Items listed in a dataset:
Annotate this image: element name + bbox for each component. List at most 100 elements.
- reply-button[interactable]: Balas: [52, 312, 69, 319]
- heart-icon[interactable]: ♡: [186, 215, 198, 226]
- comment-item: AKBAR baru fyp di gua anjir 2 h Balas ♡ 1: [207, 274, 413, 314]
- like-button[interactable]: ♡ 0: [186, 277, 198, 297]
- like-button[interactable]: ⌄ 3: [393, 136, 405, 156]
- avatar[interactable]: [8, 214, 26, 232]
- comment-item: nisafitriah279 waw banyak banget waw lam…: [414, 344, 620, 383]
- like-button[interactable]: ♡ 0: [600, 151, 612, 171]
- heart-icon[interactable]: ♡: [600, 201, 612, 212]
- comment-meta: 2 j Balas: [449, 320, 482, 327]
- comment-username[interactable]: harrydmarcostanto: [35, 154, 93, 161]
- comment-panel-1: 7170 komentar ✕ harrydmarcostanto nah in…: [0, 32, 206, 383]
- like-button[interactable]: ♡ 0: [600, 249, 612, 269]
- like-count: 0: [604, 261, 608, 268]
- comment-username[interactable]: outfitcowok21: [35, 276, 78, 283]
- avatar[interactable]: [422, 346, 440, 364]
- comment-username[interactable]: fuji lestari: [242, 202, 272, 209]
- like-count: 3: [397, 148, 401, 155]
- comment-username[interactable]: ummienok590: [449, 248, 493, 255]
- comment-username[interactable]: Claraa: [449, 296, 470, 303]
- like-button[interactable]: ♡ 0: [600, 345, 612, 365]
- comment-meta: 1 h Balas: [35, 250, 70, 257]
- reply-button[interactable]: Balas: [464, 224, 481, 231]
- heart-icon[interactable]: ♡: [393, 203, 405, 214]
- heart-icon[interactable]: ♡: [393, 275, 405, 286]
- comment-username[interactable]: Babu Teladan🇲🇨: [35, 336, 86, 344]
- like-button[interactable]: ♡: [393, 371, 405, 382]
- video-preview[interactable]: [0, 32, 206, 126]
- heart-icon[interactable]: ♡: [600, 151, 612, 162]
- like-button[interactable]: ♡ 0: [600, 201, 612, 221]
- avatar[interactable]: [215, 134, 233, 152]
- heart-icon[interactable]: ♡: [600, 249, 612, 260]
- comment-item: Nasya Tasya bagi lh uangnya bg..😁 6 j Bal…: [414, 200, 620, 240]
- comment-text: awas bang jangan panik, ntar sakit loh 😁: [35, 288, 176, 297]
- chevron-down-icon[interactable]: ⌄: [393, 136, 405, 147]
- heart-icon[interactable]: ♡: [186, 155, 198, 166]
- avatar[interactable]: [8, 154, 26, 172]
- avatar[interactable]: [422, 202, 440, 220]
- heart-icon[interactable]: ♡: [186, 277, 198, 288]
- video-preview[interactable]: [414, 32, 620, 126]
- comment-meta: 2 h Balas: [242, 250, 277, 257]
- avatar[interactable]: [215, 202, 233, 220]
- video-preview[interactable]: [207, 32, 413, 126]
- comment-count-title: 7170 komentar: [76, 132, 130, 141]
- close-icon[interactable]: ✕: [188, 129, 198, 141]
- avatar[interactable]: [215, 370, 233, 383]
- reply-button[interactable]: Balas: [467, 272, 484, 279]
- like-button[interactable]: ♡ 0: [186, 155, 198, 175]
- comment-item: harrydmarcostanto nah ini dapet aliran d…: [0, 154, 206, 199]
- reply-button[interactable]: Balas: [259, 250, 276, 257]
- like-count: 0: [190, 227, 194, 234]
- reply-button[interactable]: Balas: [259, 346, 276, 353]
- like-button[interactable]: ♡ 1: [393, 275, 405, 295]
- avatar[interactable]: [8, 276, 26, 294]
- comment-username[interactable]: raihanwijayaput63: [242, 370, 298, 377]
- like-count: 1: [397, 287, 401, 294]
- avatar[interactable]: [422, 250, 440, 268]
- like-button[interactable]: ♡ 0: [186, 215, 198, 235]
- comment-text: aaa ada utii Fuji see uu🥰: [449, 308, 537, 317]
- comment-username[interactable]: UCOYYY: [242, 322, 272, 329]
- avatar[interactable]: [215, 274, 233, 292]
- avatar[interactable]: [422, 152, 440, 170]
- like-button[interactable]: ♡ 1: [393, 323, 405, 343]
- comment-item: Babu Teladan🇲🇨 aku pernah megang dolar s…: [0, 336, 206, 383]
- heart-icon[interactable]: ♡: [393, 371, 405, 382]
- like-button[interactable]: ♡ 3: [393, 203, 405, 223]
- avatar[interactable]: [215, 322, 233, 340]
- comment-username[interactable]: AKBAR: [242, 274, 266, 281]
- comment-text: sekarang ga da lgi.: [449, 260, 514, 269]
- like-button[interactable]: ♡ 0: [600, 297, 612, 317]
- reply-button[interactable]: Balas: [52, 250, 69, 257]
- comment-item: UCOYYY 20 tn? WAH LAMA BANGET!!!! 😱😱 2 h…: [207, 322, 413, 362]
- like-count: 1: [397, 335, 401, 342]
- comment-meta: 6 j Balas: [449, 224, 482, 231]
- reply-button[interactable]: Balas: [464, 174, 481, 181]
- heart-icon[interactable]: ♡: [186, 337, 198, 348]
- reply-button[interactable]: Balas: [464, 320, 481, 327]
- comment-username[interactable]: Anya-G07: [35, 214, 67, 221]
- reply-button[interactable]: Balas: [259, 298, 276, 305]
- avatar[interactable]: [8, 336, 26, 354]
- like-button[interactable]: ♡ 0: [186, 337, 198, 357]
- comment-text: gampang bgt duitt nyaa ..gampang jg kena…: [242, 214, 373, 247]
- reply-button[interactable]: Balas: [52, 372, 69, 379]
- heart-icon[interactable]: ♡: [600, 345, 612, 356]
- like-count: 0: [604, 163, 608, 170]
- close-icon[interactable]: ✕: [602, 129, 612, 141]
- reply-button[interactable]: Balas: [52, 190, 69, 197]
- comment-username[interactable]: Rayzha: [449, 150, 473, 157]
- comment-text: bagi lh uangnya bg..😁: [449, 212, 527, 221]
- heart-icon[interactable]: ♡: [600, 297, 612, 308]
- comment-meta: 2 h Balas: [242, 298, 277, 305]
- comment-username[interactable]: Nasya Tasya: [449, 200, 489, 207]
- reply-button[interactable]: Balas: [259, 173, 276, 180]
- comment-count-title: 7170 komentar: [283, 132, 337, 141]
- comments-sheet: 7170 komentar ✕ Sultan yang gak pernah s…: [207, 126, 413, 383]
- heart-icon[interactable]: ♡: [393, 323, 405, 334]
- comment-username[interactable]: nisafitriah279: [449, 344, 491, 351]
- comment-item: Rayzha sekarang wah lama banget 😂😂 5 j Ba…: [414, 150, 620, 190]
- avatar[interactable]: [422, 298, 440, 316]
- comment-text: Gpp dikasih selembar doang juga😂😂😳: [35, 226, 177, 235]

EXERCISE BRIEF
Rewrite the material from its start through the line holding "- comment-meta: 2 j", inclusive, renaming "heart-icon" to "heart-symbol" and keeping everything else unchanged.

RESPONSE TO THE EXERCISE
Annotate this image: element name + bbox for each component. List at most 100 elements.
- reply-button[interactable]: Balas: [52, 312, 69, 319]
- heart-symbol[interactable]: ♡: [186, 215, 198, 226]
- comment-item: AKBAR baru fyp di gua anjir 2 h Balas ♡ 1: [207, 274, 413, 314]
- like-button[interactable]: ♡ 0: [186, 277, 198, 297]
- like-button[interactable]: ⌄ 3: [393, 136, 405, 156]
- avatar[interactable]: [8, 214, 26, 232]
- comment-item: nisafitriah279 waw banyak banget waw lam…: [414, 344, 620, 383]
- like-button[interactable]: ♡ 0: [600, 151, 612, 171]
- heart-symbol[interactable]: ♡: [600, 201, 612, 212]
- comment-meta: 2 j Balas: [449, 320, 482, 327]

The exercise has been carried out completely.